## [EXERCISE DETAILS]
Return each line of the items below that contains the string "plot".

## [Layout annotation records]
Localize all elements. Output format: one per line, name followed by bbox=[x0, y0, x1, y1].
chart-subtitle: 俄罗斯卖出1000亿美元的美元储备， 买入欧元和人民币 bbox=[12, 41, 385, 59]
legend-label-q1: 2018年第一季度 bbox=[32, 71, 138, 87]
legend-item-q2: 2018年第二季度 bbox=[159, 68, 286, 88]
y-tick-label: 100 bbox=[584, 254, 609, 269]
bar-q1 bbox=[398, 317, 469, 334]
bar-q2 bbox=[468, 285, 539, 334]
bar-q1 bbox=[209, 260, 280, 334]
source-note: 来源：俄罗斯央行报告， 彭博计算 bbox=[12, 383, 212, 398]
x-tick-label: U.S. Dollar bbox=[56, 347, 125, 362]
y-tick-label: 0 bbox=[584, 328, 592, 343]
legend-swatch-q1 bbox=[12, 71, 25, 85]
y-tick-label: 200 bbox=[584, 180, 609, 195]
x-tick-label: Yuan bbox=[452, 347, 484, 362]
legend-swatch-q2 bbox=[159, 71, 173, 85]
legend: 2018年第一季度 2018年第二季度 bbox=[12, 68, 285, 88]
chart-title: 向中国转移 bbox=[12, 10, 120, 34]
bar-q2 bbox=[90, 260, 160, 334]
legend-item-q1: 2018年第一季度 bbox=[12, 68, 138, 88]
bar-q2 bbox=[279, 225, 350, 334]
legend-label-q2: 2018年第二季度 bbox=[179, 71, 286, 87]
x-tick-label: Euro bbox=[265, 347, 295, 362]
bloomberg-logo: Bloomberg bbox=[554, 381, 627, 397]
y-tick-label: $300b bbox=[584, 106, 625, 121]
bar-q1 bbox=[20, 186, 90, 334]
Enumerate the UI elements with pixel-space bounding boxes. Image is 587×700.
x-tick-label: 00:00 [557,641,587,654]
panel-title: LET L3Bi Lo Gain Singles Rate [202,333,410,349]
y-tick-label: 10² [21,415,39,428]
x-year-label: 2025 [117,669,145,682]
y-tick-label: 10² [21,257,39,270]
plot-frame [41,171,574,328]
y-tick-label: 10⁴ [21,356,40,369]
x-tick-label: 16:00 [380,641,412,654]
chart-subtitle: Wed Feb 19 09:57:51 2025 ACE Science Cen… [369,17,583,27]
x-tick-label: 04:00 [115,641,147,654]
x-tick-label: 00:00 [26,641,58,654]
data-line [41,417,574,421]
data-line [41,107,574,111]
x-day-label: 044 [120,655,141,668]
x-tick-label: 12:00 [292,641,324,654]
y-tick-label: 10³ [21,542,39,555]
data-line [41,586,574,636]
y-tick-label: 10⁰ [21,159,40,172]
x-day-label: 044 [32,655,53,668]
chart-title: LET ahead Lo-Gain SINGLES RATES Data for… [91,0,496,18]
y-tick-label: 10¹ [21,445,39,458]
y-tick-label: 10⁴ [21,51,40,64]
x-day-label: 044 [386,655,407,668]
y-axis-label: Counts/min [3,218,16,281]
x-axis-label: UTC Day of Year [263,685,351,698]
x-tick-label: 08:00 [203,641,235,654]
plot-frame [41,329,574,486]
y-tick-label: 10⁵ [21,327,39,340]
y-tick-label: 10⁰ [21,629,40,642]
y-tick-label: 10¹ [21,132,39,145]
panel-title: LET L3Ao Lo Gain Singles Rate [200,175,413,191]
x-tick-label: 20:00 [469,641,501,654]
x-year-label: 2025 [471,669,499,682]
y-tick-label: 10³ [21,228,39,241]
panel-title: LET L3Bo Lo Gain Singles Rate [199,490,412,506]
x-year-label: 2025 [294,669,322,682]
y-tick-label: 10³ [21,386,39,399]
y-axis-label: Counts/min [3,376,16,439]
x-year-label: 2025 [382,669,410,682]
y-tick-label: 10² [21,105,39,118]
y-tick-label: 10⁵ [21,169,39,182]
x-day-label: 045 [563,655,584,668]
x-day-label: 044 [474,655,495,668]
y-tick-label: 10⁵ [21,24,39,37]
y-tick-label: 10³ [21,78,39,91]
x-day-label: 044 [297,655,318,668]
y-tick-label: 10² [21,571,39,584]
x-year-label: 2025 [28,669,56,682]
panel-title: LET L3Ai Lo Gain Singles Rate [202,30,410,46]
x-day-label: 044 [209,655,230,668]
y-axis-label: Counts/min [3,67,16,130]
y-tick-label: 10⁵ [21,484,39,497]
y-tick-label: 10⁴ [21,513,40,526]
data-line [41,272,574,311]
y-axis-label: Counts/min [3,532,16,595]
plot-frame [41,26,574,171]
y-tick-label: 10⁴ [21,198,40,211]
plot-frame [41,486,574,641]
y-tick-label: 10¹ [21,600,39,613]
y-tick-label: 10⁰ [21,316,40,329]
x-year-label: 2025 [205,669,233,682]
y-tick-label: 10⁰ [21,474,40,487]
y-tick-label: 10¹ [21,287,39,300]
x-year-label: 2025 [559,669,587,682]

## [RESULT FOR THIS EXERCISE]
plot-frame [41,171,574,328]
plot-frame [41,329,574,486]
plot-frame [41,26,574,171]
plot-frame [41,486,574,641]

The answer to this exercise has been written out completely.